WRITTEN TASK: The entries below should be transcribed in their entirety, exactly as written.

EXTRACTED RECORDS:
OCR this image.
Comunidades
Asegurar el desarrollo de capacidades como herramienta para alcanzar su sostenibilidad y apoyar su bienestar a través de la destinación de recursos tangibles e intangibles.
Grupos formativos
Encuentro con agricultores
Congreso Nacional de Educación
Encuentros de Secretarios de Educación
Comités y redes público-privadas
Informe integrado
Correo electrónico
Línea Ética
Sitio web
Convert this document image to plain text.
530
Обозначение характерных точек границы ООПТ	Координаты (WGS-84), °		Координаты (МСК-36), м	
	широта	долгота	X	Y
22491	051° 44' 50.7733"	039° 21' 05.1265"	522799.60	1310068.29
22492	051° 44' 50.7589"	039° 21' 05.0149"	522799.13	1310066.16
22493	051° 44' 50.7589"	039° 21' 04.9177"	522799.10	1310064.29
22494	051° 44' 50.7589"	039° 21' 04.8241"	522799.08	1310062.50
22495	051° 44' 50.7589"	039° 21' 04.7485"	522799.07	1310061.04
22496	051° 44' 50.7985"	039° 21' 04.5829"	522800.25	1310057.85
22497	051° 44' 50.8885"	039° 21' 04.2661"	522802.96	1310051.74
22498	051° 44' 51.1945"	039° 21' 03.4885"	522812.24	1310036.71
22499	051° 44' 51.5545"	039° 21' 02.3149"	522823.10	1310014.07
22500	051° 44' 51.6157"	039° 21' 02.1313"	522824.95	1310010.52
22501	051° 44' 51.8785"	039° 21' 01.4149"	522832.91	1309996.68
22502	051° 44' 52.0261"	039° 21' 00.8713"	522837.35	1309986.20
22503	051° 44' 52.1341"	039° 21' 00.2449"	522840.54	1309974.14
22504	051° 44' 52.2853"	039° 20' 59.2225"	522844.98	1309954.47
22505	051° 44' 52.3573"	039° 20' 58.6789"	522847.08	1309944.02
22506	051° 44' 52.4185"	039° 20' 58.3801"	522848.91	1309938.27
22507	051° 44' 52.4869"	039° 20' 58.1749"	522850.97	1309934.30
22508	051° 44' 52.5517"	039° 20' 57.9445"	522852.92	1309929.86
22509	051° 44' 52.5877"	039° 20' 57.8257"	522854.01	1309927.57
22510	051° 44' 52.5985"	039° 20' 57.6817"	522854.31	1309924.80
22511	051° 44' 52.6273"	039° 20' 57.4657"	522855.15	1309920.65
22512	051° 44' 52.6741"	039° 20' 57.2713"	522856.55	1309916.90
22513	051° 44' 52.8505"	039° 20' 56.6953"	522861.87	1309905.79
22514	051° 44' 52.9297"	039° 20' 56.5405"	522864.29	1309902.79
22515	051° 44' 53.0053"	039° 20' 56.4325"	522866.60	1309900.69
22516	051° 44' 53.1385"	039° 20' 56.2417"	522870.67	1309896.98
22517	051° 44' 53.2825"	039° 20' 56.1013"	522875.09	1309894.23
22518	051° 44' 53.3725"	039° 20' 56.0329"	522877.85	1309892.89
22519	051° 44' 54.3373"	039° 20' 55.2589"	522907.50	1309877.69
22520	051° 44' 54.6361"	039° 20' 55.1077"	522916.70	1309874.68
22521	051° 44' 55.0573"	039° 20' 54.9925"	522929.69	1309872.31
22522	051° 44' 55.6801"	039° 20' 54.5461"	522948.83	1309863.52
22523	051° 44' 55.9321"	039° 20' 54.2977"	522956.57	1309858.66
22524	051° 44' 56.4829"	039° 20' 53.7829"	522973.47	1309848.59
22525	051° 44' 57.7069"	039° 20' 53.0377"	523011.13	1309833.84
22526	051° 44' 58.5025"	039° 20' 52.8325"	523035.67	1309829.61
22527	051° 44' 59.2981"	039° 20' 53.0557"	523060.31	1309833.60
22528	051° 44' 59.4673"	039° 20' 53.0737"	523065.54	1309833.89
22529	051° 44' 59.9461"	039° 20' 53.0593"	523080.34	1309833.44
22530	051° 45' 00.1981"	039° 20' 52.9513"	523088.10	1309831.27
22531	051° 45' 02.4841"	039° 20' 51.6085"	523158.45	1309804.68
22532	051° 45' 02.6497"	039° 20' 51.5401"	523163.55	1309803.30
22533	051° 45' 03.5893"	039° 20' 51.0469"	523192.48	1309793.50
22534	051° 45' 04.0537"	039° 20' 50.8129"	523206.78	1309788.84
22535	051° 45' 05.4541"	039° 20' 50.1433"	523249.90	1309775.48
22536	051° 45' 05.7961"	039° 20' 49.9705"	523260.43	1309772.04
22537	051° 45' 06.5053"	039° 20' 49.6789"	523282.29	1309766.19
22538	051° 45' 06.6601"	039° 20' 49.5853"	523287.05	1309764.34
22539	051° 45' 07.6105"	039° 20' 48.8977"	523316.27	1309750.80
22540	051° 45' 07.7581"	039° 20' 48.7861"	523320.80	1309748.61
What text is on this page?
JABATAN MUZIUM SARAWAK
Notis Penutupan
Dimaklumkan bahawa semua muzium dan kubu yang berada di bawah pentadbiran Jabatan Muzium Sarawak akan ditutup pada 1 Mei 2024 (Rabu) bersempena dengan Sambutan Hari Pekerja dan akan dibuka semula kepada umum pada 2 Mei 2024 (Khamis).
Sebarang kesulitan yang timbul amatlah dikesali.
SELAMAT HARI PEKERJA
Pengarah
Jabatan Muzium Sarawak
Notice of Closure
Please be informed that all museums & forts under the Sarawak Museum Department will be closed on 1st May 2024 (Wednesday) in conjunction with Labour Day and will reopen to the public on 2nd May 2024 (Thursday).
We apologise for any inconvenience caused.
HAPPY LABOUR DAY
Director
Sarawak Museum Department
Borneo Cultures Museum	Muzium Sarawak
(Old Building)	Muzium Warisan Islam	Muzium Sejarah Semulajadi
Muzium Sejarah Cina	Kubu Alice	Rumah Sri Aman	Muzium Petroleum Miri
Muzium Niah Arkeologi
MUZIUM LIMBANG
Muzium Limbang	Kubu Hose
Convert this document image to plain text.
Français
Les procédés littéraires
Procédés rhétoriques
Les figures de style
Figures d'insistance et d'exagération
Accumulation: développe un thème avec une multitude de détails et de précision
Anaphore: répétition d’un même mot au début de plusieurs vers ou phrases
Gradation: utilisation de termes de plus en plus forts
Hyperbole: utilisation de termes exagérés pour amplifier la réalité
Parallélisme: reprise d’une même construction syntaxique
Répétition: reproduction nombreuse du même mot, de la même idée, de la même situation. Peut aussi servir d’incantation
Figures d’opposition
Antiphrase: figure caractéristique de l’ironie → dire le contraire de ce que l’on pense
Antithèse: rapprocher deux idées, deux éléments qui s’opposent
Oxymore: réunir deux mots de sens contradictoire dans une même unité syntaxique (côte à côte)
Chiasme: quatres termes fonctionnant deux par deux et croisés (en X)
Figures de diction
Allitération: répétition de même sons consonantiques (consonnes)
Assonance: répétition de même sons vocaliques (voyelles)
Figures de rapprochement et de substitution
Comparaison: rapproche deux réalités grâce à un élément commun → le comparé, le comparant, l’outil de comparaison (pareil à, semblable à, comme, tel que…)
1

OUTPUT:
OCR this image.
Comunidades
Asegurar el desarrollo de capacidades como herramienta para alcanzar su sostenibilidad y apoyar su bienestar a través de la destinación de recursos tangibles e intangibles.
Grupos formativos
Encuentro con agricultores
Congreso Nacional de Educación
Encuentros de Secretarios de Educación
Comités y redes público-privadas
Informe integrado
Correo electrónico
Línea Ética
Sitio web
Convert this document image to plain text.
530
Обозначение характерных точек границы ООПТ	Координаты (WGS-84), °		Координаты (МСК-36), м	
	широта	долгота	X	Y
22491	051° 44' 50.7733"	039° 21' 05.1265"	522799.60	1310068.29
22492	051° 44' 50.7589"	039° 21' 05.0149"	522799.13	1310066.16
22493	051° 44' 50.7589"	039° 21' 04.9177"	522799.10	1310064.29
22494	051° 44' 50.7589"	039° 21' 04.8241"	522799.08	1310062.50
22495	051° 44' 50.7589"	039° 21' 04.7485"	522799.07	1310061.04
22496	051° 44' 50.7985"	039° 21' 04.5829"	522800.25	1310057.85
22497	051° 44' 50.8885"	039° 21' 04.2661"	522802.96	1310051.74
22498	051° 44' 51.1945"	039° 21' 03.4885"	522812.24	1310036.71
22499	051° 44' 51.5545"	039° 21' 02.3149"	522823.10	1310014.07
22500	051° 44' 51.6157"	039° 21' 02.1313"	522824.95	1310010.52
22501	051° 44' 51.8785"	039° 21' 01.4149"	522832.91	1309996.68
22502	051° 44' 52.0261"	039° 21' 00.8713"	522837.35	1309986.20
22503	051° 44' 52.1341"	039° 21' 00.2449"	522840.54	1309974.14
22504	051° 44' 52.2853"	039° 20' 59.2225"	522844.98	1309954.47
22505	051° 44' 52.3573"	039° 20' 58.6789"	522847.08	1309944.02
22506	051° 44' 52.4185"	039° 20' 58.3801"	522848.91	1309938.27
22507	051° 44' 52.4869"	039° 20' 58.1749"	522850.97	1309934.30
22508	051° 44' 52.5517"	039° 20' 57.9445"	522852.92	1309929.86
22509	051° 44' 52.5877"	039° 20' 57.8257"	522854.01	1309927.57
22510	051° 44' 52.5985"	039° 20' 57.6817"	522854.31	1309924.80
22511	051° 44' 52.6273"	039° 20' 57.4657"	522855.15	1309920.65
22512	051° 44' 52.6741"	039° 20' 57.2713"	522856.55	1309916.90
22513	051° 44' 52.8505"	039° 20' 56.6953"	522861.87	1309905.79
22514	051° 44' 52.9297"	039° 20' 56.5405"	522864.29	1309902.79
22515	051° 44' 53.0053"	039° 20' 56.4325"	522866.60	1309900.69
22516	051° 44' 53.1385"	039° 20' 56.2417"	522870.67	1309896.98
22517	051° 44' 53.2825"	039° 20' 56.1013"	522875.09	1309894.23
22518	051° 44' 53.3725"	039° 20' 56.0329"	522877.85	1309892.89
22519	051° 44' 54.3373"	039° 20' 55.2589"	522907.50	1309877.69
22520	051° 44' 54.6361"	039° 20' 55.1077"	522916.70	1309874.68
22521	051° 44' 55.0573"	039° 20' 54.9925"	522929.69	1309872.31
22522	051° 44' 55.6801"	039° 20' 54.5461"	522948.83	1309863.52
22523	051° 44' 55.9321"	039° 20' 54.2977"	522956.57	1309858.66
22524	051° 44' 56.4829"	039° 20' 53.7829"	522973.47	1309848.59
22525	051° 44' 57.7069"	039° 20' 53.0377"	523011.13	1309833.84
22526	051° 44' 58.5025"	039° 20' 52.8325"	523035.67	1309829.61
22527	051° 44' 59.2981"	039° 20' 53.0557"	523060.31	1309833.60
22528	051° 44' 59.4673"	039° 20' 53.0737"	523065.54	1309833.89
22529	051° 44' 59.9461"	039° 20' 53.0593"	523080.34	1309833.44
22530	051° 45' 00.1981"	039° 20' 52.9513"	523088.10	1309831.27
22531	051° 45' 02.4841"	039° 20' 51.6085"	523158.45	1309804.68
22532	051° 45' 02.6497"	039° 20' 51.5401"	523163.55	1309803.30
22533	051° 45' 03.5893"	039° 20' 51.0469"	523192.48	1309793.50
22534	051° 45' 04.0537"	039° 20' 50.8129"	523206.78	1309788.84
22535	051° 45' 05.4541"	039° 20' 50.1433"	523249.90	1309775.48
22536	051° 45' 05.7961"	039° 20' 49.9705"	523260.43	1309772.04
22537	051° 45' 06.5053"	039° 20' 49.6789"	523282.29	1309766.19
22538	051° 45' 06.6601"	039° 20' 49.5853"	523287.05	1309764.34
22539	051° 45' 07.6105"	039° 20' 48.8977"	523316.27	1309750.80
22540	051° 45' 07.7581"	039° 20' 48.7861"	523320.80	1309748.61
What text is on this page?
JABATAN MUZIUM SARAWAK
Notis Penutupan
Dimaklumkan bahawa semua muzium dan kubu yang berada di bawah pentadbiran Jabatan Muzium Sarawak akan ditutup pada 1 Mei 2024 (Rabu) bersempena dengan Sambutan Hari Pekerja dan akan dibuka semula kepada umum pada 2 Mei 2024 (Khamis).
Sebarang kesulitan yang timbul amatlah dikesali.
SELAMAT HARI PEKERJA
Pengarah
Jabatan Muzium Sarawak
Notice of Closure
Please be informed that all museums & forts under the Sarawak Museum Department will be closed on 1st May 2024 (Wednesday) in conjunction with Labour Day and will reopen to the public on 2nd May 2024 (Thursday).
We apologise for any inconvenience caused.
HAPPY LABOUR DAY
Director
Sarawak Museum Department
Borneo Cultures Museum	Muzium Sarawak
(Old Building)	Muzium Warisan Islam	Muzium Sejarah Semulajadi
Muzium Sejarah Cina	Kubu Alice	Rumah Sri Aman	Muzium Petroleum Miri
Muzium Niah Arkeologi
MUZIUM LIMBANG
Muzium Limbang	Kubu Hose
Convert this document image to plain text.
Français
Les procédés littéraires
Procédés rhétoriques
Les figures de style
Figures d'insistance et d'exagération
Accumulation: développe un thème avec une multitude de détails et de précision
Anaphore: répétition d’un même mot au début de plusieurs vers ou phrases
Gradation: utilisation de termes de plus en plus forts
Hyperbole: utilisation de termes exagérés pour amplifier la réalité
Parallélisme: reprise d’une même construction syntaxique
Répétition: reproduction nombreuse du même mot, de la même idée, de la même situation. Peut aussi servir d’incantation
Figures d’opposition
Antiphrase: figure caractéristique de l’ironie → dire le contraire de ce que l’on pense
Antithèse: rapprocher deux idées, deux éléments qui s’opposent
Oxymore: réunir deux mots de sens contradictoire dans une même unité syntaxique (côte à côte)
Chiasme: quatres termes fonctionnant deux par deux et croisés (en X)
Figures de diction
Allitération: répétition de même sons consonantiques (consonnes)
Assonance: répétition de même sons vocaliques (voyelles)
Figures de rapprochement et de substitution
Comparaison: rapproche deux réalités grâce à un élément commun → le comparé, le comparant, l’outil de comparaison (pareil à, semblable à, comme, tel que…)
1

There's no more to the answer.